### TO BE DONE
Can you reproduce the listing below with each "data-point" switched to "marker", keeping everything else the same and leaving out the pictures?

### GIVEN INFORMATION

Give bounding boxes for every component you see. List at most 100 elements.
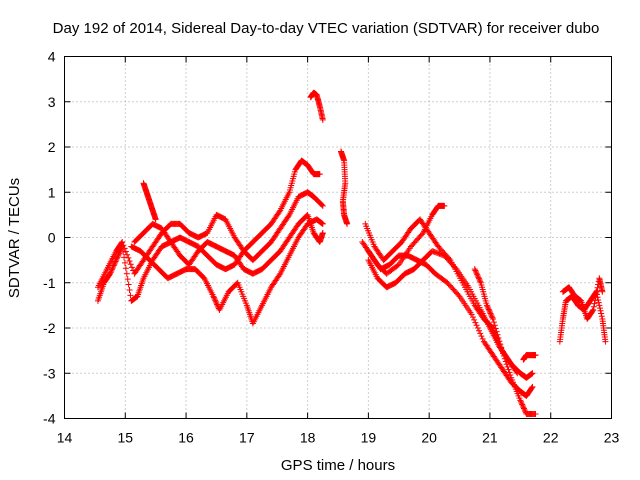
data-point: [602, 338, 609, 345]
data-point: [488, 311, 495, 318]
data-point: [475, 274, 482, 281]
data-point: [211, 296, 218, 303]
axis-ticks: [64, 56, 612, 419]
data-point: [110, 263, 117, 270]
data-point: [477, 278, 484, 285]
data-point: [479, 335, 486, 342]
y-axis-tick-labels: 4 3 2 1 0 -1 -2 -3 -4: [43, 49, 56, 427]
x-axis-label: GPS time / hours: [281, 457, 395, 474]
data-point: [502, 358, 509, 365]
data-point: [124, 276, 131, 283]
x-tick-label: 23: [604, 430, 620, 446]
data-point: [598, 310, 605, 317]
data-point: [318, 201, 325, 208]
data-point: [505, 366, 512, 373]
data-point: [476, 275, 483, 282]
data-point: [591, 300, 598, 307]
data-point: [489, 315, 496, 322]
data-point: [121, 245, 128, 252]
data-point: [487, 310, 494, 317]
series-2: [94, 189, 326, 291]
data-point: [501, 355, 508, 362]
data-point: [107, 269, 114, 276]
data-point: [126, 258, 133, 265]
data-point: [276, 272, 283, 279]
data-point: [474, 271, 481, 278]
data-point: [126, 286, 133, 293]
data-point: [485, 305, 492, 312]
data-point: [418, 231, 425, 238]
x-tick-label: 14: [57, 430, 73, 446]
data-point: [486, 309, 493, 316]
data-point: [471, 266, 478, 273]
data-point: [593, 291, 600, 298]
data-point: [471, 316, 478, 323]
series-3: [128, 216, 326, 327]
data-point: [128, 264, 135, 271]
data-point: [122, 265, 129, 272]
data-point: [597, 307, 604, 314]
y-tick-label: -1: [43, 275, 56, 291]
y-tick-label: -2: [43, 320, 56, 336]
data-point: [485, 306, 492, 313]
data-point: [285, 213, 292, 220]
data-point: [519, 402, 526, 409]
data-point: [319, 220, 326, 227]
data-point: [504, 363, 511, 370]
data-point: [499, 347, 506, 354]
series-6: [307, 89, 326, 123]
data-point: [127, 292, 134, 299]
data-point: [344, 220, 351, 227]
data-point: [497, 341, 504, 348]
data-point: [211, 294, 218, 301]
data-point: [521, 406, 528, 413]
data-point: [127, 261, 134, 268]
data-point: [496, 338, 503, 345]
series-14: [556, 288, 609, 345]
data-point: [478, 333, 485, 340]
data-point: [214, 301, 221, 308]
data-point: [532, 410, 539, 417]
data-point: [477, 330, 484, 337]
series-15: [559, 275, 606, 322]
data-point: [483, 302, 490, 309]
x-tick-label: 22: [543, 430, 559, 446]
data-point: [520, 404, 527, 411]
data-point: [213, 300, 220, 307]
data-point: [474, 272, 481, 279]
data-point: [498, 344, 505, 351]
y-tick-label: 3: [48, 94, 56, 110]
y-tick-label: 2: [48, 139, 56, 155]
data-point: [518, 400, 525, 407]
data-point: [517, 397, 524, 404]
x-tick-label: 15: [117, 430, 133, 446]
data-point: [492, 325, 499, 332]
data-point: [212, 298, 219, 305]
series-10: [365, 248, 521, 377]
data-point: [474, 325, 481, 331]
data-point: [484, 303, 491, 310]
series-4: [131, 211, 326, 277]
series-13: [520, 352, 539, 363]
y-tick-label: 0: [48, 230, 56, 246]
data-point: [107, 270, 114, 277]
data-point: [109, 265, 116, 272]
y-tick-label: -3: [43, 365, 56, 381]
series-1: [94, 157, 323, 304]
data-point: [596, 302, 603, 309]
data-point: [316, 171, 323, 178]
data-point: [122, 248, 129, 255]
data-point: [210, 293, 217, 300]
data-point: [519, 401, 526, 408]
data-point: [276, 208, 283, 215]
data-point: [468, 311, 475, 318]
series-5: [140, 180, 159, 223]
data-point: [124, 251, 131, 258]
data-point: [589, 307, 596, 314]
series-11: [365, 202, 448, 277]
y-tick-label: -4: [43, 411, 56, 427]
data-point: [319, 116, 326, 123]
data-point: [472, 267, 479, 274]
data-point: [469, 314, 476, 321]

### RESULT OF THIS TASK
Give bounding boxes for every component you see. List at most 100 elements.
marker: [602, 338, 609, 345]
marker: [488, 311, 495, 318]
marker: [475, 274, 482, 281]
marker: [211, 296, 218, 303]
axis-ticks: [64, 56, 612, 419]
marker: [110, 263, 117, 270]
marker: [477, 278, 484, 285]
marker: [479, 335, 486, 342]
y-axis-tick-labels: 4 3 2 1 0 -1 -2 -3 -4: [43, 49, 56, 427]
x-axis-label: GPS time / hours: [281, 457, 395, 474]
marker: [502, 358, 509, 365]
marker: [124, 276, 131, 283]
x-tick-label: 23: [604, 430, 620, 446]
marker: [598, 310, 605, 317]
marker: [318, 201, 325, 208]
marker: [505, 366, 512, 373]
marker: [476, 275, 483, 282]
marker: [591, 300, 598, 307]
marker: [489, 315, 496, 322]
marker: [121, 245, 128, 252]
marker: [487, 310, 494, 317]
series-2: [94, 189, 326, 291]
marker: [501, 355, 508, 362]
marker: [107, 269, 114, 276]
marker: [126, 258, 133, 265]
marker: [276, 272, 283, 279]
marker: [474, 271, 481, 278]
marker: [126, 286, 133, 293]
marker: [485, 305, 492, 312]
marker: [418, 231, 425, 238]
x-tick-label: 14: [57, 430, 73, 446]
marker: [486, 309, 493, 316]
marker: [471, 266, 478, 273]
marker: [593, 291, 600, 298]
marker: [471, 316, 478, 323]
series-3: [128, 216, 326, 327]
marker: [128, 264, 135, 271]
marker: [122, 265, 129, 272]
marker: [597, 307, 604, 314]
y-tick-label: -1: [43, 275, 56, 291]
y-tick-label: -2: [43, 320, 56, 336]
marker: [485, 306, 492, 313]
marker: [285, 213, 292, 220]
marker: [519, 402, 526, 409]
marker: [319, 220, 326, 227]
marker: [504, 363, 511, 370]
marker: [499, 347, 506, 354]
series-6: [307, 89, 326, 123]
marker: [127, 292, 134, 299]
marker: [344, 220, 351, 227]
marker: [497, 341, 504, 348]
marker: [211, 294, 218, 301]
marker: [521, 406, 528, 413]
marker: [127, 261, 134, 268]
marker: [496, 338, 503, 345]
series-14: [556, 288, 609, 345]
marker: [478, 333, 485, 340]
marker: [214, 301, 221, 308]
marker: [532, 410, 539, 417]
marker: [477, 330, 484, 337]
series-15: [559, 275, 606, 322]
marker: [483, 302, 490, 309]
x-tick-label: 22: [543, 430, 559, 446]
marker: [520, 404, 527, 411]
marker: [213, 300, 220, 307]
marker: [474, 272, 481, 279]
marker: [498, 344, 505, 351]
y-tick-label: 3: [48, 94, 56, 110]
y-tick-label: 2: [48, 139, 56, 155]
marker: [518, 400, 525, 407]
marker: [517, 397, 524, 404]
x-tick-label: 15: [117, 430, 133, 446]
marker: [492, 325, 499, 332]
marker: [212, 298, 219, 305]
series-10: [365, 248, 521, 377]
marker: [474, 325, 481, 331]
marker: [484, 303, 491, 310]
series-4: [131, 211, 326, 277]
series-13: [520, 352, 539, 363]
y-tick-label: 0: [48, 230, 56, 246]
marker: [107, 270, 114, 277]
marker: [109, 265, 116, 272]
y-tick-label: -3: [43, 365, 56, 381]
series-1: [94, 157, 323, 304]
marker: [596, 302, 603, 309]
marker: [316, 171, 323, 178]
marker: [122, 248, 129, 255]
marker: [210, 293, 217, 300]
marker: [519, 401, 526, 408]
marker: [276, 208, 283, 215]
marker: [468, 311, 475, 318]
series-5: [140, 180, 159, 223]
marker: [124, 251, 131, 258]
marker: [589, 307, 596, 314]
series-11: [365, 202, 448, 277]
y-tick-label: -4: [43, 411, 56, 427]
marker: [319, 116, 326, 123]
marker: [472, 267, 479, 274]
marker: [469, 314, 476, 321]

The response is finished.